> _What you are asked to do_
The entries below are to be duplicated exactly, with nothing left out.

= = =

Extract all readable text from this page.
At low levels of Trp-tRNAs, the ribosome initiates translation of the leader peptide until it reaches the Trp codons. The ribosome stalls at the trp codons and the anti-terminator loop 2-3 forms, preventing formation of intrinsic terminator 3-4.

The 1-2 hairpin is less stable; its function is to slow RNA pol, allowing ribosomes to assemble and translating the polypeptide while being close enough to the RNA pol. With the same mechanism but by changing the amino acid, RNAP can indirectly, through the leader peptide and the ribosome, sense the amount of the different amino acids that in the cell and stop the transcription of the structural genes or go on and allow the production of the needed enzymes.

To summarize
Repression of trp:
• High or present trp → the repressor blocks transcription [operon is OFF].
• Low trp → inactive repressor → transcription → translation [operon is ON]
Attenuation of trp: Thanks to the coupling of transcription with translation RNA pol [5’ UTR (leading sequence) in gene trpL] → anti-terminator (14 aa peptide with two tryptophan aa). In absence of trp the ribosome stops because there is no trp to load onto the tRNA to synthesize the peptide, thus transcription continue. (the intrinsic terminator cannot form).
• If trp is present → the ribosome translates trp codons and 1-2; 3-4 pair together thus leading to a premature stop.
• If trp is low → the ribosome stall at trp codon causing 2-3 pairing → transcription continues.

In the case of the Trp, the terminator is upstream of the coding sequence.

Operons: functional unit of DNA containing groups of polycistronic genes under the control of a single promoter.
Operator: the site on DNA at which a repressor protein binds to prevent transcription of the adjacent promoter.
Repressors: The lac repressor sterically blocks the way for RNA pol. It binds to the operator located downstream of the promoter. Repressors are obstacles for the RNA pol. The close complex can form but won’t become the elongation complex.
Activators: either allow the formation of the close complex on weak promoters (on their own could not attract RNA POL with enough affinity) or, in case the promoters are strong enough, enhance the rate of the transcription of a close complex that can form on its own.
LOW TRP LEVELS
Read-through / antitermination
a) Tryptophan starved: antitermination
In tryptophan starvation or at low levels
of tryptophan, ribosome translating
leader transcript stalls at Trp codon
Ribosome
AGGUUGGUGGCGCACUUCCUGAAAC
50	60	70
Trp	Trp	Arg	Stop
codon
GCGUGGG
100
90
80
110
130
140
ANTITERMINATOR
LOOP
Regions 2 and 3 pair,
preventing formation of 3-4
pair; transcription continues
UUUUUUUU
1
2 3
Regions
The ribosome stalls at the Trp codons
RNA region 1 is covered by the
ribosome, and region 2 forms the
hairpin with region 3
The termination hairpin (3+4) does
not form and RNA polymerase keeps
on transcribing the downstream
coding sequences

= = =

> _Output of the task_
Extract all readable text from this page.
At low levels of Trp-tRNAs, the ribosome initiates translation of the leader peptide until it reaches the Trp codons. The ribosome stalls at the trp codons and the anti-terminator loop 2-3 forms, preventing formation of intrinsic terminator 3-4.

The 1-2 hairpin is less stable; its function is to slow RNA pol, allowing ribosomes to assemble and translating the polypeptide while being close enough to the RNA pol. With the same mechanism but by changing the amino acid, RNAP can indirectly, through the leader peptide and the ribosome, sense the amount of the different amino acids that in the cell and stop the transcription of the structural genes or go on and allow the production of the needed enzymes.

To summarize
Repression of trp:
• High or present trp → the repressor blocks transcription [operon is OFF].
• Low trp → inactive repressor → transcription → translation [operon is ON]
Attenuation of trp: Thanks to the coupling of transcription with translation RNA pol [5’ UTR (leading sequence) in gene trpL] → anti-terminator (14 aa peptide with two tryptophan aa). In absence of trp the ribosome stops because there is no trp to load onto the tRNA to synthesize the peptide, thus transcription continue. (the intrinsic terminator cannot form).
• If trp is present → the ribosome translates trp codons and 1-2; 3-4 pair together thus leading to a premature stop.
• If trp is low → the ribosome stall at trp codon causing 2-3 pairing → transcription continues.

In the case of the Trp, the terminator is upstream of the coding sequence.

Operons: functional unit of DNA containing groups of polycistronic genes under the control of a single promoter.
Operator: the site on DNA at which a repressor protein binds to prevent transcription of the adjacent promoter.
Repressors: The lac repressor sterically blocks the way for RNA pol. It binds to the operator located downstream of the promoter. Repressors are obstacles for the RNA pol. The close complex can form but won’t become the elongation complex.
Activators: either allow the formation of the close complex on weak promoters (on their own could not attract RNA POL with enough affinity) or, in case the promoters are strong enough, enhance the rate of the transcription of a close complex that can form on its own.
LOW TRP LEVELS
Read-through / antitermination
a) Tryptophan starved: antitermination
In tryptophan starvation or at low levels
of tryptophan, ribosome translating
leader transcript stalls at Trp codon
Ribosome
AGGUUGGUGGCGCACUUCCUGAAAC
50	60	70
Trp	Trp	Arg	Stop
codon
GCGUGGG
100
90
80
110
130
140
ANTITERMINATOR
LOOP
Regions 2 and 3 pair,
preventing formation of 3-4
pair; transcription continues
UUUUUUUU
1
2 3
Regions
The ribosome stalls at the Trp codons
RNA region 1 is covered by the
ribosome, and region 2 forms the
hairpin with region 3
The termination hairpin (3+4) does
not form and RNA polymerase keeps
on transcribing the downstream
coding sequences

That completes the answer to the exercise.